## BEGIN RECORDS SUPPLIED
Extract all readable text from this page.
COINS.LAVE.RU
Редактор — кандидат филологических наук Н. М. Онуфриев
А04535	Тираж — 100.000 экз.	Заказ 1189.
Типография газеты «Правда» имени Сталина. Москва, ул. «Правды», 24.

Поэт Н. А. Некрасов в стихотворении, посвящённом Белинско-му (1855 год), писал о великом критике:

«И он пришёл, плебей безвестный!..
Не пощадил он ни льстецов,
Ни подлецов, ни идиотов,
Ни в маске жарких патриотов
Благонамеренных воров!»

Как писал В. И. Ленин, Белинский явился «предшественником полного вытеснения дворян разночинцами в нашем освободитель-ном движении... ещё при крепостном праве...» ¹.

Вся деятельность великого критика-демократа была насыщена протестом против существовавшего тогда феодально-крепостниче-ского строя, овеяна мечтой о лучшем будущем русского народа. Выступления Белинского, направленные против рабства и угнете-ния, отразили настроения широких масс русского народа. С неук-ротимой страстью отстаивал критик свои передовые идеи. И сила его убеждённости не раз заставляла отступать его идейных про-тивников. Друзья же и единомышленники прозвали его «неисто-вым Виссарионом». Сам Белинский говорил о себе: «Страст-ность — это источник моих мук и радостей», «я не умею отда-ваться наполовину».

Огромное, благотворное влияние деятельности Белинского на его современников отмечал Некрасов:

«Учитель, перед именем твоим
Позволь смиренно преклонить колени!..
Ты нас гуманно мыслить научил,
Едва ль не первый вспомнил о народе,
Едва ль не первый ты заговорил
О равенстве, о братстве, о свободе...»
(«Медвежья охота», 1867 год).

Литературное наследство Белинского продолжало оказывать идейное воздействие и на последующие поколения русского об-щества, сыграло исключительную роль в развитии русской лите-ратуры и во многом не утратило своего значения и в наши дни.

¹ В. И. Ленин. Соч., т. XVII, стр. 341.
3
## END RECORDS SUPPLIED
- GIVEN INSTRUCTION: Each entry above is to be set down again in exactly the same words.

- TASK OUTPUT:
Extract all readable text from this page.
COINS.LAVE.RU
Редактор — кандидат филологических наук Н. М. Онуфриев
А04535	Тираж — 100.000 экз.	Заказ 1189.
Типография газеты «Правда» имени Сталина. Москва, ул. «Правды», 24.

Поэт Н. А. Некрасов в стихотворении, посвящённом Белинско-му (1855 год), писал о великом критике:

«И он пришёл, плебей безвестный!..
Не пощадил он ни льстецов,
Ни подлецов, ни идиотов,
Ни в маске жарких патриотов
Благонамеренных воров!»

Как писал В. И. Ленин, Белинский явился «предшественником полного вытеснения дворян разночинцами в нашем освободитель-ном движении... ещё при крепостном праве...» ¹.

Вся деятельность великого критика-демократа была насыщена протестом против существовавшего тогда феодально-крепостниче-ского строя, овеяна мечтой о лучшем будущем русского народа. Выступления Белинского, направленные против рабства и угнете-ния, отразили настроения широких масс русского народа. С неук-ротимой страстью отстаивал критик свои передовые идеи. И сила его убеждённости не раз заставляла отступать его идейных про-тивников. Друзья же и единомышленники прозвали его «неисто-вым Виссарионом». Сам Белинский говорил о себе: «Страст-ность — это источник моих мук и радостей», «я не умею отда-ваться наполовину».

Огромное, благотворное влияние деятельности Белинского на его современников отмечал Некрасов:

«Учитель, перед именем твоим
Позволь смиренно преклонить колени!..
Ты нас гуманно мыслить научил,
Едва ль не первый вспомнил о народе,
Едва ль не первый ты заговорил
О равенстве, о братстве, о свободе...»
(«Медвежья охота», 1867 год).

Литературное наследство Белинского продолжало оказывать идейное воздействие и на последующие поколения русского об-щества, сыграло исключительную роль в развитии русской лите-ратуры и во многом не утратило своего значения и в наши дни.

¹ В. И. Ленин. Соч., т. XVII, стр. 341.
3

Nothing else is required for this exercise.